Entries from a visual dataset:
☆ ☆ ☆ ☆ ☆
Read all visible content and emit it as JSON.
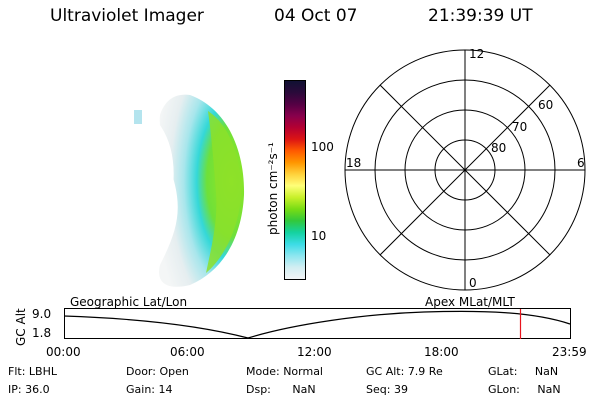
{
  "header": {
    "title": "Ultraviolet Imager",
    "date": "04 Oct 07",
    "time": "21:39:39 UT"
  },
  "colorbar": {
    "label": "photon cm⁻²s⁻¹",
    "ticks": [
      "100",
      "10"
    ],
    "colors": [
      "#111133",
      "#2b0a3a",
      "#550044",
      "#88004c",
      "#b40032",
      "#dc1414",
      "#ff5a00",
      "#ff9600",
      "#ffd23c",
      "#ffff78",
      "#c8f02a",
      "#78dc14",
      "#32c83c",
      "#14d2a0",
      "#3cdce6",
      "#8ce6f0",
      "#d2eef2",
      "#f2f4f6"
    ]
  },
  "polar": {
    "mlt_labels": [
      "12",
      "18",
      "6",
      "0"
    ],
    "lat_labels": [
      "60",
      "70",
      "80"
    ]
  },
  "timeline": {
    "left_label": "Geographic Lat/Lon",
    "right_label": "Apex  MLat/MLT",
    "y_axis_label": "GC Alt",
    "y_ticks": [
      "9.0",
      "1.8"
    ],
    "x_ticks": [
      "00:00",
      "06:00",
      "12:00",
      "18:00",
      "23:59"
    ],
    "current_time": "21:39",
    "marker_color": "#e8141e"
  },
  "footer": {
    "row1": [
      {
        "label": "Flt:",
        "value": "LBHL"
      },
      {
        "label": "Door:",
        "value": "Open"
      },
      {
        "label": "Mode:",
        "value": "Normal"
      },
      {
        "label": "GC Alt:",
        "value": "7.9 Re"
      },
      {
        "label": "GLat:",
        "value": "NaN"
      }
    ],
    "row2": [
      {
        "label": "IP:",
        "value": "36.0"
      },
      {
        "label": "Gain:",
        "value": "14"
      },
      {
        "label": "Dsp:",
        "value": "NaN"
      },
      {
        "label": "Seq:",
        "value": "39"
      },
      {
        "label": "GLon:",
        "value": "NaN"
      }
    ]
  }
}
☆ ☆ ☆ ☆ ☆
Exercise brief.
Extract the full listing above verbatim; pictures are to be left out of the copy.

Answer to this task.
Read all visible content and emit it as JSON.
{
  "header": {
    "title": "Ultraviolet Imager",
    "date": "04 Oct 07",
    "time": "21:39:39 UT"
  },
  "colorbar": {
    "label": "photon cm⁻²s⁻¹",
    "ticks": [
      "100",
      "10"
    ],
    "colors": [
      "#111133",
      "#2b0a3a",
      "#550044",
      "#88004c",
      "#b40032",
      "#dc1414",
      "#ff5a00",
      "#ff9600",
      "#ffd23c",
      "#ffff78",
      "#c8f02a",
      "#78dc14",
      "#32c83c",
      "#14d2a0",
      "#3cdce6",
      "#8ce6f0",
      "#d2eef2",
      "#f2f4f6"
    ]
  },
  "polar": {
    "mlt_labels": [
      "12",
      "18",
      "6",
      "0"
    ],
    "lat_labels": [
      "60",
      "70",
      "80"
    ]
  },
  "timeline": {
    "left_label": "Geographic Lat/Lon",
    "right_label": "Apex  MLat/MLT",
    "y_axis_label": "GC Alt",
    "y_ticks": [
      "9.0",
      "1.8"
    ],
    "x_ticks": [
      "00:00",
      "06:00",
      "12:00",
      "18:00",
      "23:59"
    ],
    "current_time": "21:39",
    "marker_color": "#e8141e"
  },
  "footer": {
    "row1": [
      {
        "label": "Flt:",
        "value": "LBHL"
      },
      {
        "label": "Door:",
        "value": "Open"
      },
      {
        "label": "Mode:",
        "value": "Normal"
      },
      {
        "label": "GC Alt:",
        "value": "7.9 Re"
      },
      {
        "label": "GLat:",
        "value": "NaN"
      }
    ],
    "row2": [
      {
        "label": "IP:",
        "value": "36.0"
      },
      {
        "label": "Gain:",
        "value": "14"
      },
      {
        "label": "Dsp:",
        "value": "NaN"
      },
      {
        "label": "Seq:",
        "value": "39"
      },
      {
        "label": "GLon:",
        "value": "NaN"
      }
    ]
  }
}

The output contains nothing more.